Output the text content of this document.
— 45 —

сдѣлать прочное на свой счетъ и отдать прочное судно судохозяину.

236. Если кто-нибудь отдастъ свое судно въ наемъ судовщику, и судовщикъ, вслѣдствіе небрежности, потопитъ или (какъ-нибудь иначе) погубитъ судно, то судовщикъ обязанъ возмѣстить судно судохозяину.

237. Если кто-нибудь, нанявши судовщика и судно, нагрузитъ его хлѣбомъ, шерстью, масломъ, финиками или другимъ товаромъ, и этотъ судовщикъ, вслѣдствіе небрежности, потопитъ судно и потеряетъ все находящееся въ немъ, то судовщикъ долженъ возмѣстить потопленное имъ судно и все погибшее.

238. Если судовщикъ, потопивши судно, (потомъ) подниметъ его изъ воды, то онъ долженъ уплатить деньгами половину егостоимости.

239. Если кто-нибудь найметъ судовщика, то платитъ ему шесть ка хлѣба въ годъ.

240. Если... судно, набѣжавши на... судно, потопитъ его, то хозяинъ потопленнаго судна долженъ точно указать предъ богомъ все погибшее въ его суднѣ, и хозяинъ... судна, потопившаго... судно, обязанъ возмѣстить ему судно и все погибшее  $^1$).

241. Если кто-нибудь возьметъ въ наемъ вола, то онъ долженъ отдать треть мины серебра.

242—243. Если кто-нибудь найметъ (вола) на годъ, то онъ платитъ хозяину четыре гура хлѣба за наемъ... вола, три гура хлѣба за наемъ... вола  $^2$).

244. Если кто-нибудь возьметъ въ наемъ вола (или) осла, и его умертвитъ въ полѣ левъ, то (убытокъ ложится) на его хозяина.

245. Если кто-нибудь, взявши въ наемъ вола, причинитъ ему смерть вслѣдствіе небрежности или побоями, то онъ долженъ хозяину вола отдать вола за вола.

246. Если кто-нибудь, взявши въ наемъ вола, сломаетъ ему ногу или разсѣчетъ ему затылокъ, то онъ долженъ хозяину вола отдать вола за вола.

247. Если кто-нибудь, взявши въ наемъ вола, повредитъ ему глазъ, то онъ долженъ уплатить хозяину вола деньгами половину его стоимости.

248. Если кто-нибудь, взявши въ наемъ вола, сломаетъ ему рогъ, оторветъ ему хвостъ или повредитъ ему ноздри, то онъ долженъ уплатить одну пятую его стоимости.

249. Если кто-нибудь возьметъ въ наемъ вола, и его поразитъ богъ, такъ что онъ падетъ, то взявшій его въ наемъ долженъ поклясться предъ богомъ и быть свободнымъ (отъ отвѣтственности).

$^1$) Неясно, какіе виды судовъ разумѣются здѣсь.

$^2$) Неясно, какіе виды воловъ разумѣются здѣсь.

------------------------------

:: WHAT TO DO ::
Retype the listing. Match it exactly.

:: WORKED ANSWER ::
Output the text content of this document.
— 45 —

сдѣлать прочное на свой счетъ и отдать прочное судно судохозяину.

236. Если кто-нибудь отдастъ свое судно въ наемъ судовщику, и судовщикъ, вслѣдствіе небрежности, потопитъ или (какъ-нибудь иначе) погубитъ судно, то судовщикъ обязанъ возмѣстить судно судохозяину.

237. Если кто-нибудь, нанявши судовщика и судно, нагрузитъ его хлѣбомъ, шерстью, масломъ, финиками или другимъ товаромъ, и этотъ судовщикъ, вслѣдствіе небрежности, потопитъ судно и потеряетъ все находящееся въ немъ, то судовщикъ долженъ возмѣстить потопленное имъ судно и все погибшее.

238. Если судовщикъ, потопивши судно, (потомъ) подниметъ его изъ воды, то онъ долженъ уплатить деньгами половину егостоимости.

239. Если кто-нибудь найметъ судовщика, то платитъ ему шесть ка хлѣба въ годъ.

240. Если... судно, набѣжавши на... судно, потопитъ его, то хозяинъ потопленнаго судна долженъ точно указать предъ богомъ все погибшее въ его суднѣ, и хозяинъ... судна, потопившаго... судно, обязанъ возмѣстить ему судно и все погибшее  $^1$).

241. Если кто-нибудь возьметъ въ наемъ вола, то онъ долженъ отдать треть мины серебра.

242—243. Если кто-нибудь найметъ (вола) на годъ, то онъ платитъ хозяину четыре гура хлѣба за наемъ... вола, три гура хлѣба за наемъ... вола  $^2$).

244. Если кто-нибудь возьметъ въ наемъ вола (или) осла, и его умертвитъ въ полѣ левъ, то (убытокъ ложится) на его хозяина.

245. Если кто-нибудь, взявши въ наемъ вола, причинитъ ему смерть вслѣдствіе небрежности или побоями, то онъ долженъ хозяину вола отдать вола за вола.

246. Если кто-нибудь, взявши въ наемъ вола, сломаетъ ему ногу или разсѣчетъ ему затылокъ, то онъ долженъ хозяину вола отдать вола за вола.

247. Если кто-нибудь, взявши въ наемъ вола, повредитъ ему глазъ, то онъ долженъ уплатить хозяину вола деньгами половину его стоимости.

248. Если кто-нибудь, взявши въ наемъ вола, сломаетъ ему рогъ, оторветъ ему хвостъ или повредитъ ему ноздри, то онъ долженъ уплатить одну пятую его стоимости.

249. Если кто-нибудь возьметъ въ наемъ вола, и его поразитъ богъ, такъ что онъ падетъ, то взявшій его въ наемъ долженъ поклясться предъ богомъ и быть свободнымъ (отъ отвѣтственности).

$^1$) Неясно, какіе виды судовъ разумѣются здѣсь.

$^2$) Неясно, какіе виды воловъ разумѣются здѣсь.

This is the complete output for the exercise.